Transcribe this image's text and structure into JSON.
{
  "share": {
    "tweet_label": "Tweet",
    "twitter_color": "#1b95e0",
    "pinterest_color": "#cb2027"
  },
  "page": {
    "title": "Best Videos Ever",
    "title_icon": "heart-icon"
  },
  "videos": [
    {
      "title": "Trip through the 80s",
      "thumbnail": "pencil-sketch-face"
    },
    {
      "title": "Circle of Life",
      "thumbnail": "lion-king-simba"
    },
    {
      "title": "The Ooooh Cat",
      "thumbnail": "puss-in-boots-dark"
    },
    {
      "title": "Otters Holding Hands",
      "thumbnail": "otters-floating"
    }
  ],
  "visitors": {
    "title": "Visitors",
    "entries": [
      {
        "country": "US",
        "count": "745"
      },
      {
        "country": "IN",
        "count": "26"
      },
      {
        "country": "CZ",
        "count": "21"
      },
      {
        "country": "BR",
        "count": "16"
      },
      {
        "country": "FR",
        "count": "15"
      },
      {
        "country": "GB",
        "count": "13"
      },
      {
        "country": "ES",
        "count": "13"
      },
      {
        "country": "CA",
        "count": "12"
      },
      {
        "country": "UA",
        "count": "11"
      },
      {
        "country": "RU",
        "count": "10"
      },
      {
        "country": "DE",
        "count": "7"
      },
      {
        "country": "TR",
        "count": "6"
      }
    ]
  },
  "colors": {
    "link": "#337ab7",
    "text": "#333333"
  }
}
######
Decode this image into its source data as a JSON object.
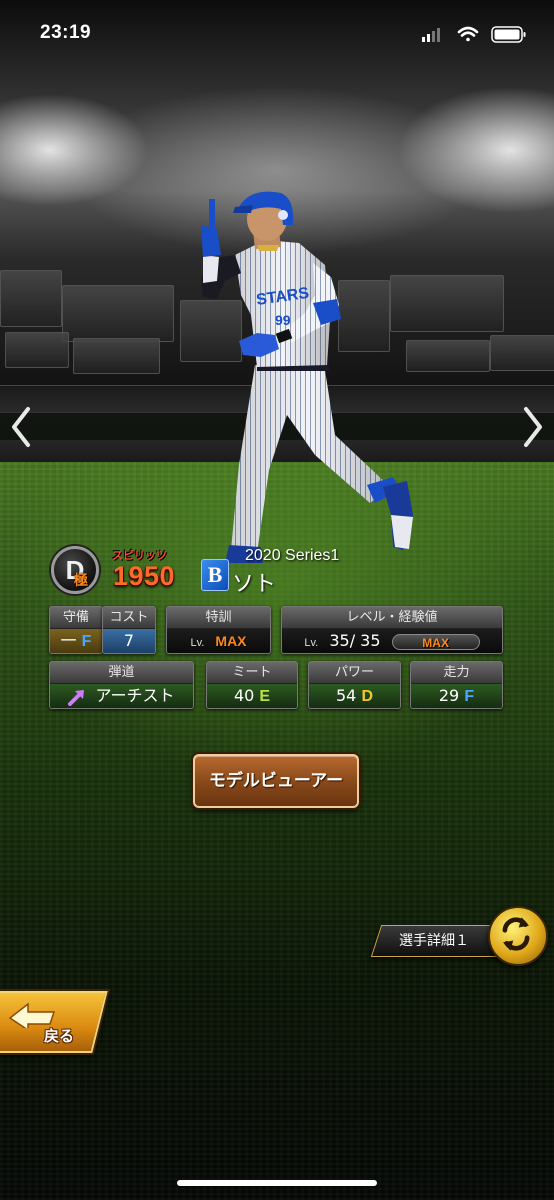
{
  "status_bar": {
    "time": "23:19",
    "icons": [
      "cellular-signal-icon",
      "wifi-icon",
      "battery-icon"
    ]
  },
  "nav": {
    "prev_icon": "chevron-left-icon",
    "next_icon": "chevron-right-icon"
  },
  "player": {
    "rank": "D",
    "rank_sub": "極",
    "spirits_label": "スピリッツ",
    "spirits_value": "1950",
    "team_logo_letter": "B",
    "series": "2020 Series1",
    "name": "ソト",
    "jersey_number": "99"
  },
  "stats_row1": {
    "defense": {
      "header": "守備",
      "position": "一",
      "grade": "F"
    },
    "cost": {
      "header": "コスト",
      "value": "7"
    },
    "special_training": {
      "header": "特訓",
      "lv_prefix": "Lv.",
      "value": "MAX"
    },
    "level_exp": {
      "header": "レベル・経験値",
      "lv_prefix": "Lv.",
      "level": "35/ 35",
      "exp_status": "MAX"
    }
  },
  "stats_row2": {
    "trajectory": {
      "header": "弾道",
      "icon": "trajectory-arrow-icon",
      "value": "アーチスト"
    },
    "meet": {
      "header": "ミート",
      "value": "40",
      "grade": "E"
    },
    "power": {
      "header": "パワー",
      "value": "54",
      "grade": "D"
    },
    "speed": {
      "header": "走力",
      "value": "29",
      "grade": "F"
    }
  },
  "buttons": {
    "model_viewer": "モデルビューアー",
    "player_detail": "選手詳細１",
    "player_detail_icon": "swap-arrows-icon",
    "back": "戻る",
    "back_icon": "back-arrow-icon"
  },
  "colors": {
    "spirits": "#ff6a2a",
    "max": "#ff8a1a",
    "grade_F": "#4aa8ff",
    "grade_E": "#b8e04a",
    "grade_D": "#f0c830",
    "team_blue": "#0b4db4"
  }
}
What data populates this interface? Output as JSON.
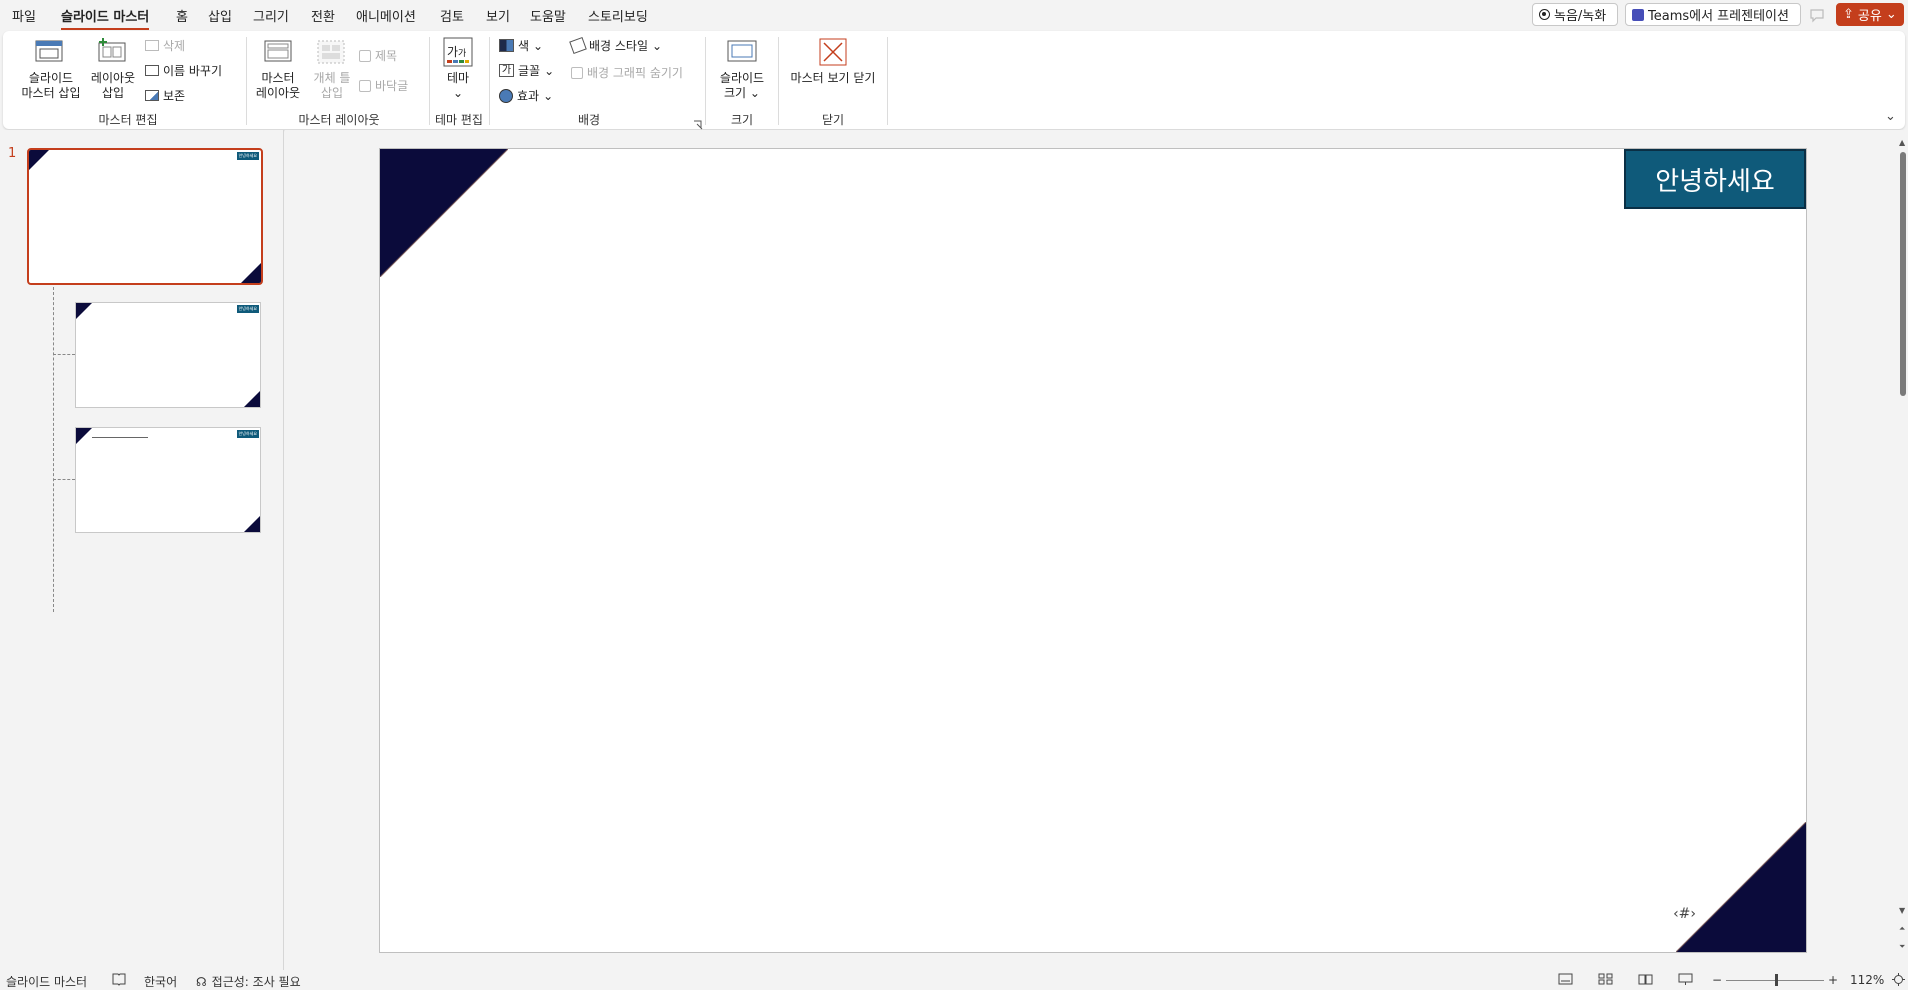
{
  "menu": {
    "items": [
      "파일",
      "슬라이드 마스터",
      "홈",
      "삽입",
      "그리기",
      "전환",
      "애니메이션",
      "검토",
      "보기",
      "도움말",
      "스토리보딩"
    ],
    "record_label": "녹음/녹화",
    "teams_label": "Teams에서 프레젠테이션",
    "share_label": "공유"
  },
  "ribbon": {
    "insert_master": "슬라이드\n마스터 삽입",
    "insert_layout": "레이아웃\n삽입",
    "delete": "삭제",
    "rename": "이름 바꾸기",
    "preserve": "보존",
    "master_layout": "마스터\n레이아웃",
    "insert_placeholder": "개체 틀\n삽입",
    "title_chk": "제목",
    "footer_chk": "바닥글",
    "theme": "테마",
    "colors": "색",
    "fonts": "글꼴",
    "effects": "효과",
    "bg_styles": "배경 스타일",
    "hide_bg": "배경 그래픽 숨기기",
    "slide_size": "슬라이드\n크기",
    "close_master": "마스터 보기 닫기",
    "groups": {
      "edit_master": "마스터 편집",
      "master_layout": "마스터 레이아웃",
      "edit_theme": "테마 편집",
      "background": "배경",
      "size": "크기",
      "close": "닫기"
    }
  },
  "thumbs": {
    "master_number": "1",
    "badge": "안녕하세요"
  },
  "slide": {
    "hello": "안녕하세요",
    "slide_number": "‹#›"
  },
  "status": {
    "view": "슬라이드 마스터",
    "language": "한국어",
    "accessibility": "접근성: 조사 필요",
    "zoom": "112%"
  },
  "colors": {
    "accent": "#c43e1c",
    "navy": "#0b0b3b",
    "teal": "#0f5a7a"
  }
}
######
TASK DIRECTIONS
Pick each line holding the word "thumbnail" out of the listing.

OUTPUT OF THE EXERCISE
      "thumbnail": "pencil-sketch-face"
      "thumbnail": "lion-king-simba"
      "thumbnail": "puss-in-boots-dark"
      "thumbnail": "otters-floating"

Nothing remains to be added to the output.